--- Begin ---

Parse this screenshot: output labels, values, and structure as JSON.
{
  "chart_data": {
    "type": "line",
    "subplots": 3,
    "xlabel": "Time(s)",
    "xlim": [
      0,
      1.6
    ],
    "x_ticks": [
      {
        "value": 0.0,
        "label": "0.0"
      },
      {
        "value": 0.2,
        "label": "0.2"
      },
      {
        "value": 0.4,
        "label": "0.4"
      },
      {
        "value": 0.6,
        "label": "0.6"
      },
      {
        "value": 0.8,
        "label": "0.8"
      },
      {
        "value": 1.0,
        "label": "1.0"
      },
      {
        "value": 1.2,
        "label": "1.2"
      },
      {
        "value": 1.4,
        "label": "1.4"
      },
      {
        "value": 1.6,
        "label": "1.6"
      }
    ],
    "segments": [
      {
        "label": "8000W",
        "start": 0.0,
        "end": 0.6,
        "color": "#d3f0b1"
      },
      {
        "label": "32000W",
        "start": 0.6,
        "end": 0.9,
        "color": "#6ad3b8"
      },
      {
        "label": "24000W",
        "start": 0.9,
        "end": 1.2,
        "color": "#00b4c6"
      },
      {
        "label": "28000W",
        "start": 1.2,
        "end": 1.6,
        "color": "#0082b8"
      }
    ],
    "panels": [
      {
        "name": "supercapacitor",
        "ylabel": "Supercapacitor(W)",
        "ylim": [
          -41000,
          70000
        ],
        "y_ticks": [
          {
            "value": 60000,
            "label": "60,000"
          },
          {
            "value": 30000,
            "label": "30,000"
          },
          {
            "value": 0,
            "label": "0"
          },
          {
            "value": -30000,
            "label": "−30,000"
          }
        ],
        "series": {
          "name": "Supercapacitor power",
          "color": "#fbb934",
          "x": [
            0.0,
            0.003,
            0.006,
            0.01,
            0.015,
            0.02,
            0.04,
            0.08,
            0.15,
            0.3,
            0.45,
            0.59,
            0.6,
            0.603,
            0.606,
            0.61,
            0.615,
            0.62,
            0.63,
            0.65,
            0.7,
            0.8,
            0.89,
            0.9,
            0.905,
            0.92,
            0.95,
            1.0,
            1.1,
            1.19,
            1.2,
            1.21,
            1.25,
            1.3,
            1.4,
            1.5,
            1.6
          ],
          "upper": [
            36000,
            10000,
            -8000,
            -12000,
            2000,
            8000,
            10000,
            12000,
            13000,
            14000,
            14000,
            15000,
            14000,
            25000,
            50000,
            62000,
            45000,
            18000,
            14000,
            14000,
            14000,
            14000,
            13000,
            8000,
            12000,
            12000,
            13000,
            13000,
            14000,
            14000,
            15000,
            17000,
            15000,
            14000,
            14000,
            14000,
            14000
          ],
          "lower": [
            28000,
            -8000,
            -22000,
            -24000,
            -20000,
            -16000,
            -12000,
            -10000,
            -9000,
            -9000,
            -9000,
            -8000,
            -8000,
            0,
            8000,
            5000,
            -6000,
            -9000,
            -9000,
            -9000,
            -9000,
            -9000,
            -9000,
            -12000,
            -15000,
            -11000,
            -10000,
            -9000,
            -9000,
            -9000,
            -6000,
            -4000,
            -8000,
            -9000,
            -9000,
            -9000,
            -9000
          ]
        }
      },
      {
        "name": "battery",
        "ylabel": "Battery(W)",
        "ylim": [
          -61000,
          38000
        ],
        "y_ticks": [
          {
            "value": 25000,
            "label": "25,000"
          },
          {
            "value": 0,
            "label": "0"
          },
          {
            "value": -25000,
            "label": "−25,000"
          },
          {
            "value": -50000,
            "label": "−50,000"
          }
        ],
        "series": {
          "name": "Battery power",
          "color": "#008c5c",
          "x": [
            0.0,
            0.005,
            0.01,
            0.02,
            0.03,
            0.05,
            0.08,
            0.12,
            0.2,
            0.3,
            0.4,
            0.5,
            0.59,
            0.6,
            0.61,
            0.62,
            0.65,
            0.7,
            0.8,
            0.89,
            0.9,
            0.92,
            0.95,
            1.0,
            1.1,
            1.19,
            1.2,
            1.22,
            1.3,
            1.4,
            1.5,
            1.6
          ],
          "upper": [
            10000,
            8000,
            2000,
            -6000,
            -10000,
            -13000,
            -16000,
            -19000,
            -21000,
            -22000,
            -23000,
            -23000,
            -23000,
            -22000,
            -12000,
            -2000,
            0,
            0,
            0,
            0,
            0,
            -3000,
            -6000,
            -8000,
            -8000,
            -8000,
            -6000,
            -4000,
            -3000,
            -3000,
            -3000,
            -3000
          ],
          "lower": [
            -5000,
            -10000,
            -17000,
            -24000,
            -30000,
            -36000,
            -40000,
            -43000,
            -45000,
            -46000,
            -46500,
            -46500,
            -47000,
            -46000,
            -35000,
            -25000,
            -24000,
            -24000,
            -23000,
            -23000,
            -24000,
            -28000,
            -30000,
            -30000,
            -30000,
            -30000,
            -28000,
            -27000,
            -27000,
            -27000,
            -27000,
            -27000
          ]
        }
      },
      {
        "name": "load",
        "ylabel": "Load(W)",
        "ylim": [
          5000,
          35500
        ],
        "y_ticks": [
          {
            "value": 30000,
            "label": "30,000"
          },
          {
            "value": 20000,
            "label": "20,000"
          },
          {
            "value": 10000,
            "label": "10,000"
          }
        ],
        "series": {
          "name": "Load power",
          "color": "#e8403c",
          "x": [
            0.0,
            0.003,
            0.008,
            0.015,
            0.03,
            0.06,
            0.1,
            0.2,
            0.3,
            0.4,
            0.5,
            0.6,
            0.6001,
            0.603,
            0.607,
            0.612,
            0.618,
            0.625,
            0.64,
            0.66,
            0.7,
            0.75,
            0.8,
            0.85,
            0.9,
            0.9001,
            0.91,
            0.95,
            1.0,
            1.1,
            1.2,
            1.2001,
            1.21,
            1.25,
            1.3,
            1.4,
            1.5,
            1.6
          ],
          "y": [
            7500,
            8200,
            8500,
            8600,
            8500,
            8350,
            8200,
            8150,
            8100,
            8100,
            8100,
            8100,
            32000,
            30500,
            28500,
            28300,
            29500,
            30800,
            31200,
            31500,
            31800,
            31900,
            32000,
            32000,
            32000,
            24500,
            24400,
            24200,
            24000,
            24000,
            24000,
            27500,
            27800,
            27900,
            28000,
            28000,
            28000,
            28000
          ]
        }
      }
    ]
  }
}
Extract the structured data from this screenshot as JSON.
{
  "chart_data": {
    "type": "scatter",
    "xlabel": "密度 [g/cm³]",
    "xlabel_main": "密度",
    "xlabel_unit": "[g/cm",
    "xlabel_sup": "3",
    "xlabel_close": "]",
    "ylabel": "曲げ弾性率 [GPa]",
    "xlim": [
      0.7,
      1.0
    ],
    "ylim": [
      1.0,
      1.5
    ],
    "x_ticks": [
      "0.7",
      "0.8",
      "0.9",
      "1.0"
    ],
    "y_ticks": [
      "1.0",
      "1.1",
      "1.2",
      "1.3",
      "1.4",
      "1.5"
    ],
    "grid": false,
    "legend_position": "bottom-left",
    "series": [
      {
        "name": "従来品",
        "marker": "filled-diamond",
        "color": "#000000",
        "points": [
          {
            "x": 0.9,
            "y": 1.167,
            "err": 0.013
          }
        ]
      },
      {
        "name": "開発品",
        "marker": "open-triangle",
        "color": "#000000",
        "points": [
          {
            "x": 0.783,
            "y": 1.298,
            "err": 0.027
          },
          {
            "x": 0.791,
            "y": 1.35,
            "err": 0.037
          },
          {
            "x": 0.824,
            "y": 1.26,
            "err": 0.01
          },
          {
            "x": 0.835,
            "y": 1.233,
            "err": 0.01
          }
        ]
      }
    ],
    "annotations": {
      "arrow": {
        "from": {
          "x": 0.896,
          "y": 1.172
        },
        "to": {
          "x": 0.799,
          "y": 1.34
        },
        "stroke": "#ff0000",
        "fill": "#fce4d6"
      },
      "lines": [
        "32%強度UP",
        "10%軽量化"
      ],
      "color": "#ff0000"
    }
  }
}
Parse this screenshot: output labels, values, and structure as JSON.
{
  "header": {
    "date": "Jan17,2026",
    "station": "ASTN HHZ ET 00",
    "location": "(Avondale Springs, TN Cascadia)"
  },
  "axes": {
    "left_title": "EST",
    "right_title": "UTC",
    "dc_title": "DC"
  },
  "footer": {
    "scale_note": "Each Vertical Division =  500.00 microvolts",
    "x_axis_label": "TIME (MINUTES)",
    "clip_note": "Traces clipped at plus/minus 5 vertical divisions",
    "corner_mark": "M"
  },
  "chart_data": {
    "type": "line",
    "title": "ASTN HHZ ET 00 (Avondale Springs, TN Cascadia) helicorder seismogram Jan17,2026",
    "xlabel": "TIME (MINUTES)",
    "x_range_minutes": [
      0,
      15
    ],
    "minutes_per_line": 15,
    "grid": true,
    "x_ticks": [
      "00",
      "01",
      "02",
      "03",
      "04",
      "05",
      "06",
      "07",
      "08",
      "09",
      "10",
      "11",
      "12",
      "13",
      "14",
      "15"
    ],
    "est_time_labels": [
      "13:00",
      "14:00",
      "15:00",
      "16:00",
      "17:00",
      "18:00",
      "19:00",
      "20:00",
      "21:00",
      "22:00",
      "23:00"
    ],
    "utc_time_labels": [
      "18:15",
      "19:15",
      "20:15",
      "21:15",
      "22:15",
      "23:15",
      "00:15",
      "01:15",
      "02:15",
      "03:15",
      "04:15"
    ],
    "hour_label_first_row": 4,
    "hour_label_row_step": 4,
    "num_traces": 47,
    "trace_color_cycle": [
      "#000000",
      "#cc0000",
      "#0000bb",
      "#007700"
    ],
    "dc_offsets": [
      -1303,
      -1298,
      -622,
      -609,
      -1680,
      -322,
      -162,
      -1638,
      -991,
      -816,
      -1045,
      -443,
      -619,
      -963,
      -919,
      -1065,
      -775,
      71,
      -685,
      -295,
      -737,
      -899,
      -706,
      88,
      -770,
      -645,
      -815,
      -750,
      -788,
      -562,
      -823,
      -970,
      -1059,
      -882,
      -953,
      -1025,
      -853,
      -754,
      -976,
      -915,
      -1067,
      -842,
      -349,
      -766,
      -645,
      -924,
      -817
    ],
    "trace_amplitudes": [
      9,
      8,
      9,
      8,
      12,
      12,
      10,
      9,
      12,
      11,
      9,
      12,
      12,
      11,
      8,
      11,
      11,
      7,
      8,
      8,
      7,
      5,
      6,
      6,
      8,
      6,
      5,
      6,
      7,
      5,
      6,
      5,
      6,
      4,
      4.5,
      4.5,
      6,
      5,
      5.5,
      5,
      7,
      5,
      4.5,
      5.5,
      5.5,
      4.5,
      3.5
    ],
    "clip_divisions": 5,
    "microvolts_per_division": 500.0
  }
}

--- End ---

● Task brief: Read the lines above. Gather those in which the string "marker" is found.

● Written solution:
        "marker": "filled-diamond",
        "marker": "open-triangle",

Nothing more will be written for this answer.